### Aim
Copy out the whole listing exactly as written, leaving the pictures behind.

========================================

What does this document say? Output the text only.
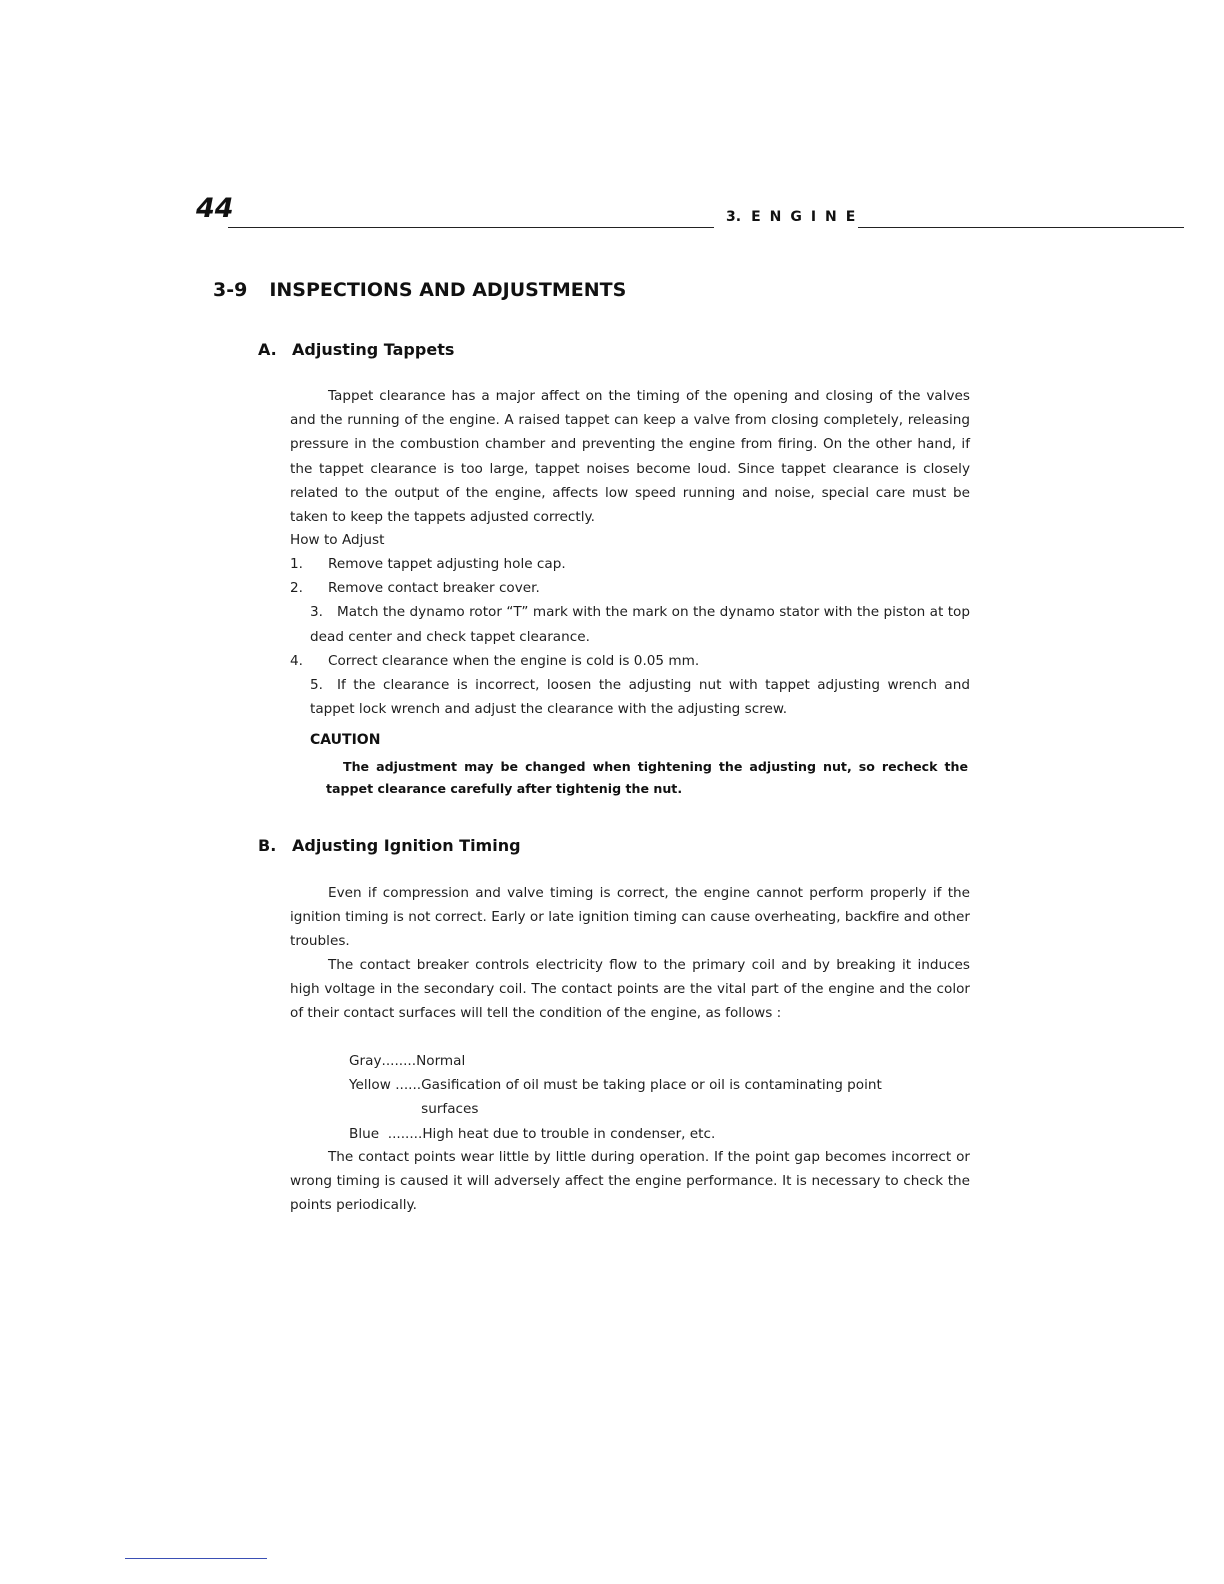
44	3. ENGINE
3-9 INSPECTIONS AND ADJUSTMENTS
A. Adjusting Tappets

Tappet clearance has a major affect on the timing of the opening and closing of the valves and the running of the engine. A raised tappet can keep a valve from closing completely, releasing pressure in the combustion chamber and preventing the engine from firing. On the other hand, if the tappet clearance is too large, tappet noises become loud. Since tappet clearance is closely related to the output of the engine, affects low speed running and noise, special care must be taken to keep the tappets adjusted correctly.

How to Adjust

1. Remove tappet adjusting hole cap.
2. Remove contact breaker cover.
3. Match the dynamo rotor “T” mark with the mark on the dynamo stator with the piston at top dead center and check tappet clearance.
4. Correct clearance when the engine is cold is 0.05 mm.
5. If the clearance is incorrect, loosen the adjusting nut with tappet adjusting wrench and tappet lock wrench and adjust the clearance with the adjusting screw.
CAUTION

The adjustment may be changed when tightening the adjusting nut, so recheck the tappet clearance carefully after tightenig the nut.

B. Adjusting Ignition Timing

Even if compression and valve timing is correct, the engine cannot perform properly if the ignition timing is not correct. Early or late ignition timing can cause overheating, backfire and other troubles.

The contact breaker controls electricity flow to the primary coil and by breaking it induces high voltage in the secondary coil. The contact points are the vital part of the engine and the color of their contact surfaces will tell the condition of the engine, as follows :

Gray........Normal
Yellow ......Gasification of oil must be taking place or oil is contaminating point surfaces
Blue ........High heat due to trouble in condenser, etc.

The contact points wear little by little during operation. If the point gap becomes incorrect or wrong timing is caused it will adversely affect the engine performance. It is necessary to check the points periodically.
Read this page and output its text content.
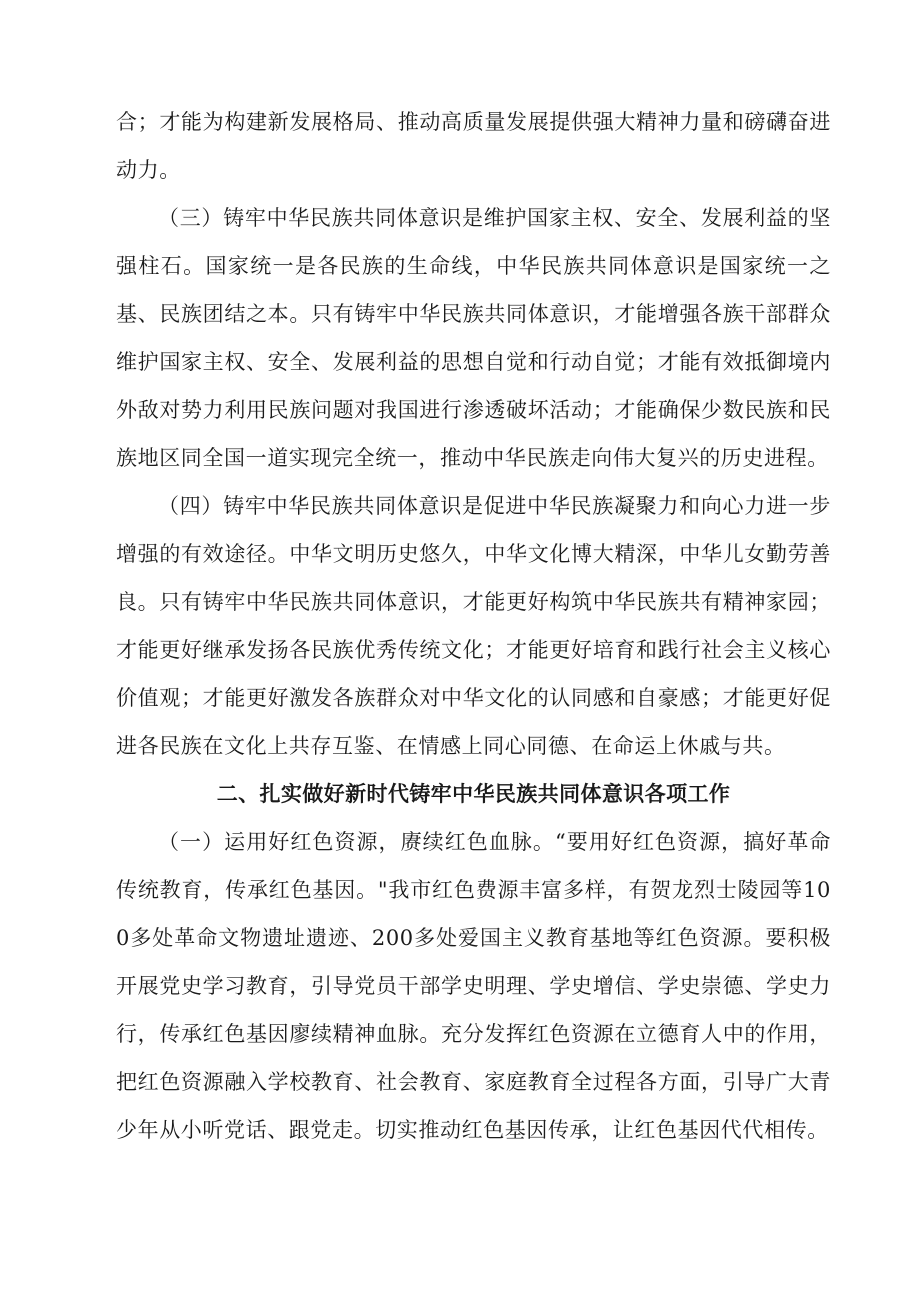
合；才能为构建新发展格局、推动高质量发展提供强大精神力量和磅礴奋进动力。

（三）铸牢中华民族共同体意识是维护国家主权、安全、发展利益的坚强柱石。国家统一是各民族的生命线，中华民族共同体意识是国家统一之基、民族团结之本。只有铸牢中华民族共同体意识，才能增强各族干部群众维护国家主权、安全、发展利益的思想自觉和行动自觉；才能有效抵御境内外敌对势力利用民族问题对我国进行渗透破坏活动；才能确保少数民族和民族地区同全国一道实现完全统一，推动中华民族走向伟大复兴的历史进程。

（四）铸牢中华民族共同体意识是促进中华民族凝聚力和向心力进一步增强的有效途径。中华文明历史悠久，中华文化博大精深，中华儿女勤劳善良。只有铸牢中华民族共同体意识，才能更好构筑中华民族共有精神家园；才能更好继承发扬各民族优秀传统文化；才能更好培育和践行社会主义核心价值观；才能更好激发各族群众对中华文化的认同感和自豪感；才能更好促进各民族在文化上共存互鉴、在情感上同心同德、在命运上休戚与共。

二、扎实做好新时代铸牢中华民族共同体意识各项工作

（一）运用好红色资源，赓续红色血脉。“要用好红色资源，搞好革命传统教育，传承红色基因。"我市红色费源丰富多样，有贺龙烈士陵园等100多处革命文物遗址遗迹、200多处爱国主义教育基地等红色资源。要积极开展党史学习教育，引导党员干部学史明理、学史增信、学史崇德、学史力行，传承红色基因廖续精神血脉。充分发挥红色资源在立德育人中的作用，把红色资源融入学校教育、社会教育、家庭教育全过程各方面，引导广大青少年从小听党话、跟党走。切实推动红色基因传承，让红色基因代代相传。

========================================

### Exercise output
What does this document say? Output the text only.
44	3. ENGINE
3-9 INSPECTIONS AND ADJUSTMENTS
A. Adjusting Tappets

Tappet clearance has a major affect on the timing of the opening and closing of the valves and the running of the engine. A raised tappet can keep a valve from closing completely, releasing pressure in the combustion chamber and preventing the engine from firing. On the other hand, if the tappet clearance is too large, tappet noises become loud. Since tappet clearance is closely related to the output of the engine, affects low speed running and noise, special care must be taken to keep the tappets adjusted correctly.

How to Adjust

1. Remove tappet adjusting hole cap.
2. Remove contact breaker cover.
3. Match the dynamo rotor “T” mark with the mark on the dynamo stator with the piston at top dead center and check tappet clearance.
4. Correct clearance when the engine is cold is 0.05 mm.
5. If the clearance is incorrect, loosen the adjusting nut with tappet adjusting wrench and tappet lock wrench and adjust the clearance with the adjusting screw.
CAUTION

The adjustment may be changed when tightening the adjusting nut, so recheck the tappet clearance carefully after tightenig the nut.

B. Adjusting Ignition Timing

Even if compression and valve timing is correct, the engine cannot perform properly if the ignition timing is not correct. Early or late ignition timing can cause overheating, backfire and other troubles.

The contact breaker controls electricity flow to the primary coil and by breaking it induces high voltage in the secondary coil. The contact points are the vital part of the engine and the color of their contact surfaces will tell the condition of the engine, as follows :

Gray........Normal
Yellow ......Gasification of oil must be taking place or oil is contaminating point surfaces
Blue ........High heat due to trouble in condenser, etc.

The contact points wear little by little during operation. If the point gap becomes incorrect or wrong timing is caused it will adversely affect the engine performance. It is necessary to check the points periodically.
Read this page and output its text content.
合；才能为构建新发展格局、推动高质量发展提供强大精神力量和磅礴奋进动力。

（三）铸牢中华民族共同体意识是维护国家主权、安全、发展利益的坚强柱石。国家统一是各民族的生命线，中华民族共同体意识是国家统一之基、民族团结之本。只有铸牢中华民族共同体意识，才能增强各族干部群众维护国家主权、安全、发展利益的思想自觉和行动自觉；才能有效抵御境内外敌对势力利用民族问题对我国进行渗透破坏活动；才能确保少数民族和民族地区同全国一道实现完全统一，推动中华民族走向伟大复兴的历史进程。

（四）铸牢中华民族共同体意识是促进中华民族凝聚力和向心力进一步增强的有效途径。中华文明历史悠久，中华文化博大精深，中华儿女勤劳善良。只有铸牢中华民族共同体意识，才能更好构筑中华民族共有精神家园；才能更好继承发扬各民族优秀传统文化；才能更好培育和践行社会主义核心价值观；才能更好激发各族群众对中华文化的认同感和自豪感；才能更好促进各民族在文化上共存互鉴、在情感上同心同德、在命运上休戚与共。

二、扎实做好新时代铸牢中华民族共同体意识各项工作

（一）运用好红色资源，赓续红色血脉。“要用好红色资源，搞好革命传统教育，传承红色基因。"我市红色费源丰富多样，有贺龙烈士陵园等100多处革命文物遗址遗迹、200多处爱国主义教育基地等红色资源。要积极开展党史学习教育，引导党员干部学史明理、学史增信、学史崇德、学史力行，传承红色基因廖续精神血脉。充分发挥红色资源在立德育人中的作用，把红色资源融入学校教育、社会教育、家庭教育全过程各方面，引导广大青少年从小听党话、跟党走。切实推动红色基因传承，让红色基因代代相传。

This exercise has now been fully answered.